Work out how many lines have "pewności" in them. Give only that number.

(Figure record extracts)
----------------

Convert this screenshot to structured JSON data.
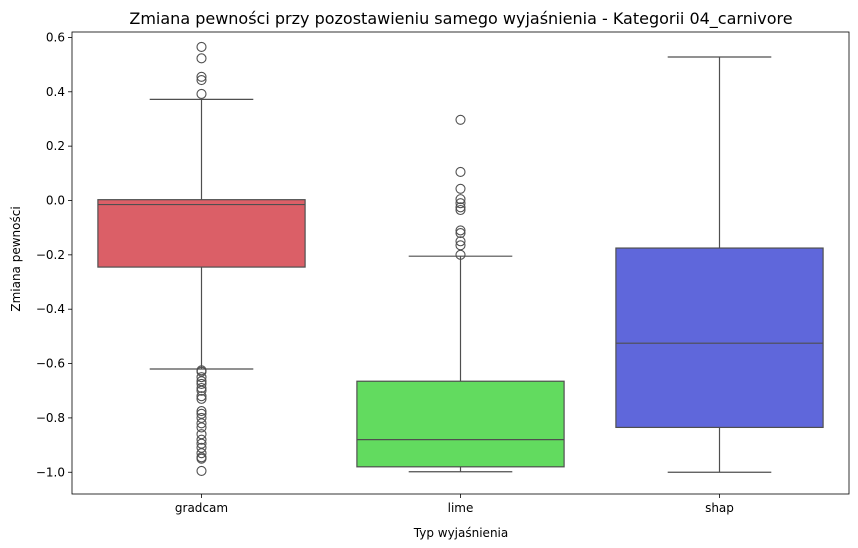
{
  "chart_data": {
    "type": "box",
    "title": "Zmiana pewności przy pozostawieniu samego wyjaśnienia - Kategorii 04_carnivore",
    "xlabel": "Typ wyjaśnienia",
    "ylabel": "Zmiana pewności",
    "ylim": [
      -1.08,
      0.62
    ],
    "yticks": [
      "0.6",
      "0.4",
      "0.2",
      "0.0",
      "−0.2",
      "−0.4",
      "−0.6",
      "−0.8",
      "−1.0"
    ],
    "grid": false,
    "categories": [
      "gradcam",
      "lime",
      "shap"
    ],
    "boxes": [
      {
        "label": "gradcam",
        "color": "#DB5F67",
        "whisker_low": -0.62,
        "q1": -0.245,
        "median": -0.015,
        "q3": 0.003,
        "whisker_high": 0.372,
        "outliers": [
          0.565,
          0.523,
          0.455,
          0.443,
          0.392,
          -0.625,
          -0.63,
          -0.65,
          -0.665,
          -0.675,
          -0.69,
          -0.7,
          -0.72,
          -0.73,
          -0.775,
          -0.785,
          -0.8,
          -0.82,
          -0.835,
          -0.86,
          -0.88,
          -0.895,
          -0.91,
          -0.93,
          -0.945,
          -0.95,
          -0.995
        ]
      },
      {
        "label": "lime",
        "color": "#62DB5F",
        "whisker_low": -0.998,
        "q1": -0.98,
        "median": -0.88,
        "q3": -0.665,
        "whisker_high": -0.205,
        "outliers": [
          0.297,
          0.105,
          0.043,
          0.005,
          -0.01,
          -0.025,
          -0.035,
          -0.11,
          -0.12,
          -0.15,
          -0.165,
          -0.2
        ]
      },
      {
        "label": "shap",
        "color": "#5F67DB",
        "whisker_low": -1.0,
        "q1": -0.835,
        "median": -0.525,
        "q3": -0.175,
        "whisker_high": 0.528,
        "outliers": []
      }
    ]
  }
}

----------------

> _THE OUTPUT_
2